>> start SOURCE TEXT
The Appellants called two witnesses – PW1 and PW2. The 3rd Appellant testified as PW1 on 26/04/2004 and tendered Exhibit A and ID1 and ID2. PW2, a Bailiff attached to the Deputy Sheriff’s Office testified to the service of the (6 months) Notice to quit and Notice to tenant of owner’s intention to apply to recover possession, (i.e. 7 days Notice). It is to be noted that Exhibits “B” and “C” (formerly ID1 and ID2) were received in evidence through
PW2, who testified as to the service of those statutory Notices?
In a reserved judgment delivered on the 27th day of September, 2004, the learned trial Judge on page 21 of the records held thus:
“It is settled principle of law ‘that where there is a Court with jurisdiction to determine all the issues raised in a matter, including the principal issue, it is improper to approach a Court that is competent to determine only some of the issues’. See Tukur v. Govt. of Gongola State (1989) 9 SCNJ 221 and Military Administrator, Benue State v Abayilo (2001) FWLR (Pt. 45) 602 at paragraphs D – E.
In the circumstance, this Court lacks jurisdiction to entertain this suit. Having reached the conclusion that this Court has no jurisdiction to entertain all the reliefs sought, the proper order to make in the circumstance is striking out the suit. See NDIC v. CBN (2002) FWLR (Pt. 99) 1021 at 1041 paragraphs D – E. In the final result, I make an order striking out the suit for lack of jurisdiction. The suit is accordingly struck out.”
Dissatisfied with the judgment of the learned trial Judge as set out above, the Appellants approached this Court with a Notice of Appeal containing three grounds of appeal. The said grounds bereft of their particulars read as follows:
“A. The learned Judge erred in law by not entering judgment for the trespass of the Plaintiffs’ land on the uncontroverted and uncontradicted claim and evidence adduced by the Plaintiffs.
B. The learned trial Judge erred in law by relying on facts not pleaded by the Plaintiffs and not given in evidence.
C. The Honourable Court erred in law by holding that it lacked jurisdiction in this suit based on some grounds for possession and some reliefs sought.
D. The judgment is against the weight of evidence.”
>> end SOURCE TEXT
>> start INFORMATION PROVIDED
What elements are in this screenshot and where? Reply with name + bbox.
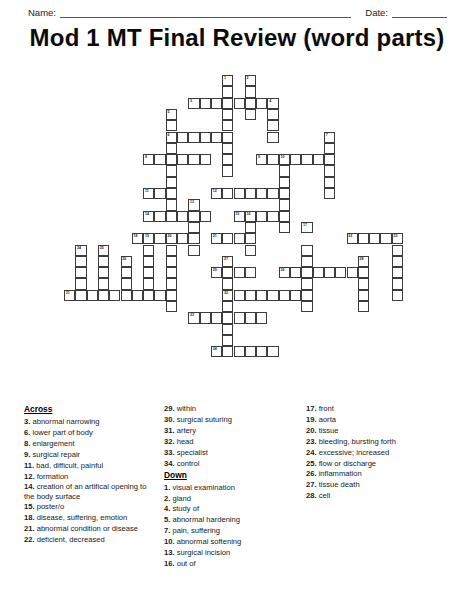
>> end INFORMATION PROVIDED
» **GIVEN TASK A**: According to the appeal judgment text, on what date did the trial Judge deliver the reserved judgment?
» **GIVEN TASK B**: Extend the appeal judgment text past its last sentence.

» **REPLY A**: 27 September 2004

» **REPLY B**:
From the said grounds of appeal stated (supra) learned Counsel for the Appellants in a brief settled by Chief Ahunanya N. Ekwem distilled four issues for determination as follows:
“(a) Whether the trial Court was right in not entering judgment for the Appellants (whose main claim was for possession) based on the Appellants’ uncontroverted and uncontradicted claim and evidence for possession of land in a matter of tenancy between a landlord and tenant before the said Court – Ground 1.
(b) Whether in view of the fact that the trial Court relied on facts not pleaded, not canvassed and not given in evidence, the order striking out this suit (rather than judgment in favour of the Plaintiff) is flagrantly wrong and manifestly unsupportable – Ground 2.
(c) Whether the State High Court has jurisdiction to hear and entertain matters relating to landlords and tenants and/or recovery or possession of land and premises – Ground 3.
(d) Whether S.7 of the Federal High Court Act or any enactment in the Federal Republic of Nigeria operates to deny a landlord the right to eject his tenant and whether the said enactment(s) if any ousts the Court’s jurisdiction from hearing and determining matters relating to landlords and tenants – Ground 3.”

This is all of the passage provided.